### YOUR OBJECTIVE:
From the text on cystocele repair below, extract the passage between "The use of polypropylene" and "wall in place.", inclusive.

### TEXT BLOCK:
Failure rates for operative repair of a cystocele may range from 20% to 30%, even when experienced surgeons, such as Shull and Sze, carefully consider these defects. Shull et al found 24% of recurrent cystocele after vaginal and paravaginal repair along with concurrent vaginal reconstructive surgery in 62 women15. Sze et al reported 24% recurrence for anterior vaginal wall prolapse21.

Numerous surgeons have introduced different techniques aiming to improve the outcome of anterior vaginal wall prolapse. Particularly, the surgical techniques developed by the integral theory focus on reinforcing damaged ligaments and fascia with polypropylene tapes8,15. In search for additional tools providing support to the damaged structures, particularly of the anterior compartment, it was appealing to use the polypropylene tapes adjusted in a way to meet the needs for preventing cystocele recurrence.

Our study had set as a goal to assess the use of such tapes as TVT or TOT not for bladder neck support as originally described7,22 but to provide additional support to the bladder base after placement of the anterior colporrhaphy sutures in an effort to prevent cystocele recurrence. The tape was therefore placed higher, that is underneath the bladder base, towards the vaginal apex. There, it is meant, to additionally reinforce the vaginal mucosa plicating sutures. The study group included patients with mean age of 66.6 years, mean weight of 85.3 kg and mean parity of 2.57. As previously mentioned, additional risk factors such as obesity or heavy domestic work were also taken into account. Regarding the clinical condition, the mean preoperative POPQ rating was increased. As a whole, the study group consisted of individuals at risk for recurrence, especially of the anterior vaginal wall. The postoperative follow up was 2 years. In all subjects the bladder base was clinically and sonogrophically elevated to a satisfactory degree and no recurrence of a cystocele was noticed. Additionally, there was no evidence of erosion of the tape and no dyspareunia noted in all patients. Residual urine was minimal in all subjects and transient urinary symptoms such as stress or urge incontinence occurred each in two different patients treated medically. One patient is still on medication with Duloxetine for persistent stress incontinence.

The technique described was thought to act as reinforcement to the anterior colporrhaphy sutures. That technique was before newer techniques involving meshes like eg. Prolift (Gynecare, Johnson & Johnson) were introduced for holding the anterior vaginal wall in place2326. Therefore, the technique of our study could be considered as an additional tool or operative option to these meshes27,28. Indeed there are some limitations to our study since it is a small cohort study with a relatively short follow up assessment. Even though, it is obvious according to our findings that, during pelvic floor repair the polypropylene tapes could be used as an additional reinforcement of the anterior vaginal segment complementary to the anterior colporrhaphy in order to prevent cystocele recurrence. This technique as described could be a reliable solution for young patients less than 50 years old, since prolift-meshes have a higher risk in causing dispareunia in this age group.

Conclusions

The use of polypropylene tapes used for stress urinary incontinence in women could be expanded in such a manner as described in our study: it becomes apparent that this technique could serve as an additional reinforcement to the anterior colporrhaphy, preventing the anterior vaginal wall from recurrent prolapse. Therefore, it could be considered as a further option besides the newly introduced techniques using meshes with arms for holding the anterior vaginal wall in place.

### ENTRIES PROVIDED:

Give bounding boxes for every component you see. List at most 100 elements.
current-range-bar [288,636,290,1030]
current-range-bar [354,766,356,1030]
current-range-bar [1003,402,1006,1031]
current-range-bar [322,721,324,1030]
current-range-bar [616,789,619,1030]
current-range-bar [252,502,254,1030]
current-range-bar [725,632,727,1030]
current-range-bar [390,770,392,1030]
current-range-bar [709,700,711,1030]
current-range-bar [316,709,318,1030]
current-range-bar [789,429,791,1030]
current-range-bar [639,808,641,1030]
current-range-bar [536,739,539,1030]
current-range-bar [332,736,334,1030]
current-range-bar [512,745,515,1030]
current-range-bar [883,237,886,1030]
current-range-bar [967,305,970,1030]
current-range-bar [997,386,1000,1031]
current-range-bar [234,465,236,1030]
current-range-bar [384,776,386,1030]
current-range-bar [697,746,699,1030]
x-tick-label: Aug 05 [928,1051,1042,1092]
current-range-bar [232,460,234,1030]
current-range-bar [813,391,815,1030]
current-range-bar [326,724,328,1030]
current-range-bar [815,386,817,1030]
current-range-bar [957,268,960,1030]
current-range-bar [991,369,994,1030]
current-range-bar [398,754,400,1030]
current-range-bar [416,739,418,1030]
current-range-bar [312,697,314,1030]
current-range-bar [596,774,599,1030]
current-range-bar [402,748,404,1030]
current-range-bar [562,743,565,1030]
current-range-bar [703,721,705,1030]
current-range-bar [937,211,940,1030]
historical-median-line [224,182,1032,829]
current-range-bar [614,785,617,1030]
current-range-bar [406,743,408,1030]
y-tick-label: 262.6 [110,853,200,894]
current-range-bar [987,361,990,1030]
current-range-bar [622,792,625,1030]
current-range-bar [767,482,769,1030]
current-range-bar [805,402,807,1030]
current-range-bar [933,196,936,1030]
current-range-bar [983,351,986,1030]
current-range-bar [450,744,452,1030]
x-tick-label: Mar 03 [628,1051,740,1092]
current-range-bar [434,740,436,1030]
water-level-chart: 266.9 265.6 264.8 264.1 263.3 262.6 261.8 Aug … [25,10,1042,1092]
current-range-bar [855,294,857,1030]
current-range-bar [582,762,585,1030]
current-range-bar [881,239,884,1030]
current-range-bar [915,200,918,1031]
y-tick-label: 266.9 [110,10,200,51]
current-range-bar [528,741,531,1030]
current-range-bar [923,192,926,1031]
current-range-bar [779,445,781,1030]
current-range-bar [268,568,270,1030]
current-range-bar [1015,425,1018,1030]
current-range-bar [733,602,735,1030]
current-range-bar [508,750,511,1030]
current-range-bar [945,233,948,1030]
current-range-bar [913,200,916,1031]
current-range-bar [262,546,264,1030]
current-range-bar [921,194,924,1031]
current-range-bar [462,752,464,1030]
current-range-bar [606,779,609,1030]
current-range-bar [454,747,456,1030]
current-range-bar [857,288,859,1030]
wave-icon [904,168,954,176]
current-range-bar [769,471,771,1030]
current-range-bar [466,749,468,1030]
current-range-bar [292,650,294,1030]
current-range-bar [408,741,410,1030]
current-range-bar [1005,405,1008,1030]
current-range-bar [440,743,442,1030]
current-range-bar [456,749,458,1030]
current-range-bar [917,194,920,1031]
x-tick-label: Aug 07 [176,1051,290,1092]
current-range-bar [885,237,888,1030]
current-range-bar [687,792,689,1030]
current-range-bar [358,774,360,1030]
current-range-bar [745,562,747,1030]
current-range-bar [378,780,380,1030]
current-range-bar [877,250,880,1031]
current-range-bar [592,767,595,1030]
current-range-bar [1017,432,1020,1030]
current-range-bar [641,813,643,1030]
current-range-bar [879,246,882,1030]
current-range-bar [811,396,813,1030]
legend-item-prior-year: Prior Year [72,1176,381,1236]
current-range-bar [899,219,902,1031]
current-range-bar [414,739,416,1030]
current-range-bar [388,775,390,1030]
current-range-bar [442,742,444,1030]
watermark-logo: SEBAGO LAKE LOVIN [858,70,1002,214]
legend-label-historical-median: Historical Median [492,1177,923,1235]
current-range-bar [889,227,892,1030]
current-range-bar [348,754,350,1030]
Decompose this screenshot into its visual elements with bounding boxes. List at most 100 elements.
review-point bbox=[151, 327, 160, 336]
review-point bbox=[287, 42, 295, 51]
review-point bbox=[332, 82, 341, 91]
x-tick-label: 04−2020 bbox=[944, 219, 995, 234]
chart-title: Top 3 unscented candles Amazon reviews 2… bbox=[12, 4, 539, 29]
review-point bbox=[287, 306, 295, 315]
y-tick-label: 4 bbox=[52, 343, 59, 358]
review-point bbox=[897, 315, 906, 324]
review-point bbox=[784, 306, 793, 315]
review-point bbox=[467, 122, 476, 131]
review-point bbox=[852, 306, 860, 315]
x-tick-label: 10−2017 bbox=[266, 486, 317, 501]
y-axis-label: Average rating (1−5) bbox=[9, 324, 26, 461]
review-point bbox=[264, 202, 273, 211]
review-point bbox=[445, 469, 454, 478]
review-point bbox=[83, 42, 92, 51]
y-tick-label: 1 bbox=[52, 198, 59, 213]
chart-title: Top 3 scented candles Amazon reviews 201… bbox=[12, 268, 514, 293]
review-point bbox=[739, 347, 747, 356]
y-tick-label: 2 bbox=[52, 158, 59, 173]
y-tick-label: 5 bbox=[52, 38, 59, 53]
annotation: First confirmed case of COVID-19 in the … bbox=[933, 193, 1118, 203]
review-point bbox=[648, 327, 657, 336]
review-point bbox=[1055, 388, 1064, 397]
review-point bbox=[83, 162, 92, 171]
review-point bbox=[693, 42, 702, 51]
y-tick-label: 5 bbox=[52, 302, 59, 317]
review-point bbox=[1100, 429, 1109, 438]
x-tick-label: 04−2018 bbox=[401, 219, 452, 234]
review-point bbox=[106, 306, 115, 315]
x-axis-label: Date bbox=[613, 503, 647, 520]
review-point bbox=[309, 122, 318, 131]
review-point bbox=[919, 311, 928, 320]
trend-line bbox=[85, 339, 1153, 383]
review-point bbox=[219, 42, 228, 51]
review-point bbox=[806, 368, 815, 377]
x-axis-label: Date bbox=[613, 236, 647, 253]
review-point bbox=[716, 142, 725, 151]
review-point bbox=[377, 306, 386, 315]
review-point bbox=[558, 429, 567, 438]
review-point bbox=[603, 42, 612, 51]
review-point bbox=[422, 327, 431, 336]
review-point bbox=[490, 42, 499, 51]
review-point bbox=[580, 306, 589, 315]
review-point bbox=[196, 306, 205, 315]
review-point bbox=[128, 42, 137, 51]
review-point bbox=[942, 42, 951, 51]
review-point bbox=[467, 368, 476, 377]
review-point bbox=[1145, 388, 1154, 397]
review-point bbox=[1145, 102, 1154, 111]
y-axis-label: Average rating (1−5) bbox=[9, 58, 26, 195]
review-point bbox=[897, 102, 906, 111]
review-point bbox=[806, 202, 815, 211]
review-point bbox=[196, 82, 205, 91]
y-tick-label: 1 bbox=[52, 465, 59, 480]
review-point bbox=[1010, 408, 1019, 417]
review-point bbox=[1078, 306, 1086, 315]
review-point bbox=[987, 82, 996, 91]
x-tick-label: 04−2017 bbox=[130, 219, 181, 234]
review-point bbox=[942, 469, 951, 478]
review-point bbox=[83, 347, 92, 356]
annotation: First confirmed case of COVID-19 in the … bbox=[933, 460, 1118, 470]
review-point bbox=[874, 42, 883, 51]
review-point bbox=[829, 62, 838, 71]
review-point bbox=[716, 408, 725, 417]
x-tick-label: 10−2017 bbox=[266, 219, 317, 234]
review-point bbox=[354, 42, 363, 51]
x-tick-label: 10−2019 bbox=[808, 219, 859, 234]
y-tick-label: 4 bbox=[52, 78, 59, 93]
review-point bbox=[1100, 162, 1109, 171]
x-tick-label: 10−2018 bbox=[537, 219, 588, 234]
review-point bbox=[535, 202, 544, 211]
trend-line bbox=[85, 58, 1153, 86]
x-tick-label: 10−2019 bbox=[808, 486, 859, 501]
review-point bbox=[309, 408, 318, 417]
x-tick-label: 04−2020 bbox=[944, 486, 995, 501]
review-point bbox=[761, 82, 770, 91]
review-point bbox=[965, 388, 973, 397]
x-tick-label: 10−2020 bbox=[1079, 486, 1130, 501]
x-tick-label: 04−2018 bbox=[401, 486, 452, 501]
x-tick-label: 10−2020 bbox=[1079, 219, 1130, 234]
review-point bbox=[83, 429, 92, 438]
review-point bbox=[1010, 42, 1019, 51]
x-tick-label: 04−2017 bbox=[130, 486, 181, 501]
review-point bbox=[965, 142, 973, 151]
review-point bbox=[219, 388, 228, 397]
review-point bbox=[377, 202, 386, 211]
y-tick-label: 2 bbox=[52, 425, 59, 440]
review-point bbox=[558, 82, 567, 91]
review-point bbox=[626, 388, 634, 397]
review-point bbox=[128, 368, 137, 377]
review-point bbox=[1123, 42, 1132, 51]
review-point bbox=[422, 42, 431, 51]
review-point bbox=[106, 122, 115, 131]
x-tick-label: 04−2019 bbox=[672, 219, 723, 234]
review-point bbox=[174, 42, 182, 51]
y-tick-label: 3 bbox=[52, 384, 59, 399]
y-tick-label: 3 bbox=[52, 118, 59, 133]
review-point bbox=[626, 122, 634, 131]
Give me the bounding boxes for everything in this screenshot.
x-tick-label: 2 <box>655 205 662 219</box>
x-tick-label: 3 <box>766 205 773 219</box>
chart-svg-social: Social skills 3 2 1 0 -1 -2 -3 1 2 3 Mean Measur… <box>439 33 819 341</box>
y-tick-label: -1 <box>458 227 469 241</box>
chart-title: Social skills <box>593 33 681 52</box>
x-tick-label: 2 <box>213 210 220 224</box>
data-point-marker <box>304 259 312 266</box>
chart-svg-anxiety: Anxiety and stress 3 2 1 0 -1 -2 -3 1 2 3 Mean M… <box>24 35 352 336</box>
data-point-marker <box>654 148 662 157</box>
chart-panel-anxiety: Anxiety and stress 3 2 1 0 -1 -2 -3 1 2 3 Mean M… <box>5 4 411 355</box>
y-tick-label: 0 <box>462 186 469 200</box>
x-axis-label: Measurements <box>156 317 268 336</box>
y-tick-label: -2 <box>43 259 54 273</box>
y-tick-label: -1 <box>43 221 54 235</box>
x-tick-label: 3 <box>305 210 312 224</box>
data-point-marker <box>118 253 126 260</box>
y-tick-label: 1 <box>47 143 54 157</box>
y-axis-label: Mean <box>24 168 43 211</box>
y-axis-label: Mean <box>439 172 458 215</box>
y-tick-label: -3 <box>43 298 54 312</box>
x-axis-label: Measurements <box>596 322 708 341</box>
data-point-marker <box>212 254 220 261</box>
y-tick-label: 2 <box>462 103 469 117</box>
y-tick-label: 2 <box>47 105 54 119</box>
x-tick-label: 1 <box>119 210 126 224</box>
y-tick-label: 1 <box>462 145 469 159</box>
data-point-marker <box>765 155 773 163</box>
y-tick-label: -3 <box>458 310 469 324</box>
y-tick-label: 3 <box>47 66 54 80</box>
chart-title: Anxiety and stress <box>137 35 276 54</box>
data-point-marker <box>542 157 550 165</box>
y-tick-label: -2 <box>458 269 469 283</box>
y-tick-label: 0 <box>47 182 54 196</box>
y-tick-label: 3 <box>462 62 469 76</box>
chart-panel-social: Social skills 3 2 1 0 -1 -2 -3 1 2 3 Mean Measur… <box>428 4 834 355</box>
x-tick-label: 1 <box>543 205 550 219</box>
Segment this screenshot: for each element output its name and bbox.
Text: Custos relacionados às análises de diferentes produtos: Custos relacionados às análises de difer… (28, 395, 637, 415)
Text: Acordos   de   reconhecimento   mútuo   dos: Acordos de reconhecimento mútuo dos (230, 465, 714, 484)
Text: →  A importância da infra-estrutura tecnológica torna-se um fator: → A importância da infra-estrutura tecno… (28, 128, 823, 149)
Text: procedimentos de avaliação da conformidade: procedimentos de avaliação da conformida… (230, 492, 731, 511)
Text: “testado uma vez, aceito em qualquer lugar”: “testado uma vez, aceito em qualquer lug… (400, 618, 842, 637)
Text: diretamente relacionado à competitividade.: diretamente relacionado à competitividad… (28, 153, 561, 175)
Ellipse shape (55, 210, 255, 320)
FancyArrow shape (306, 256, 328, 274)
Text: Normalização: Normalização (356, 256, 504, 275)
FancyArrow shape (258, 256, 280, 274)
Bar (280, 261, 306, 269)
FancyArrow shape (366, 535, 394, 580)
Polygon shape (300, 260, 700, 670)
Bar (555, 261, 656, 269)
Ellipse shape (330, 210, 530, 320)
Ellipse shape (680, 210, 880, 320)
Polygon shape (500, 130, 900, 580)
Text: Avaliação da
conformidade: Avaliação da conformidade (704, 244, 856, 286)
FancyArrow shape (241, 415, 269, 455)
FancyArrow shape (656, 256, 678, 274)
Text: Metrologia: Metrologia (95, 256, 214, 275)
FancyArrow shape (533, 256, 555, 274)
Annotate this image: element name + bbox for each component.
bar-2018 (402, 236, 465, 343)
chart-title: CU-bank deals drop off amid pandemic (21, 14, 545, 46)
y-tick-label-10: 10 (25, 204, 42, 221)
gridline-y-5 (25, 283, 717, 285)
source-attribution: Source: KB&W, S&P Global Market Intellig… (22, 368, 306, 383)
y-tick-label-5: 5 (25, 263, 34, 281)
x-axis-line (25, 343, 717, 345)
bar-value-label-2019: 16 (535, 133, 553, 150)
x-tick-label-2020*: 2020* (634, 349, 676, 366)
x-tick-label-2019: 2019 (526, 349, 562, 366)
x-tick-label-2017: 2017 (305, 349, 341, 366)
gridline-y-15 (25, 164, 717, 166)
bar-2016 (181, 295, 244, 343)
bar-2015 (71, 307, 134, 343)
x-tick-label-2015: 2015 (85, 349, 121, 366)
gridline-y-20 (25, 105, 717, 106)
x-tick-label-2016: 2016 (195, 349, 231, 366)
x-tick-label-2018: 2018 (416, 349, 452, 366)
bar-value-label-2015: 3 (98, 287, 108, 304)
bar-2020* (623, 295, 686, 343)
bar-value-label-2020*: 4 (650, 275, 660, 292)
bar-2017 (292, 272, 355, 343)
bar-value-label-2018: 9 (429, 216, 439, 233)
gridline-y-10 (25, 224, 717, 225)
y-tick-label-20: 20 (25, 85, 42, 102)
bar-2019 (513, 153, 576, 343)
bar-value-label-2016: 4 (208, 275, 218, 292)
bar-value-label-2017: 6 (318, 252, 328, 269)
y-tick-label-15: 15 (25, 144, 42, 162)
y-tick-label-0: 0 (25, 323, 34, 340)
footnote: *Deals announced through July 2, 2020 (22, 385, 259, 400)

### YOUR RESPONSE:
The use of polypropylene tapes used for stress urinary incontinence in women could be expanded in such a manner as described in our study: it becomes apparent that this technique could serve as an additional reinforcement to the anterior colporrhaphy, preventing the anterior vaginal wall from recurrent prolapse. Therefore, it could be considered as a further option besides the newly introduced techniques using meshes with arms for holding the anterior vaginal wall in place.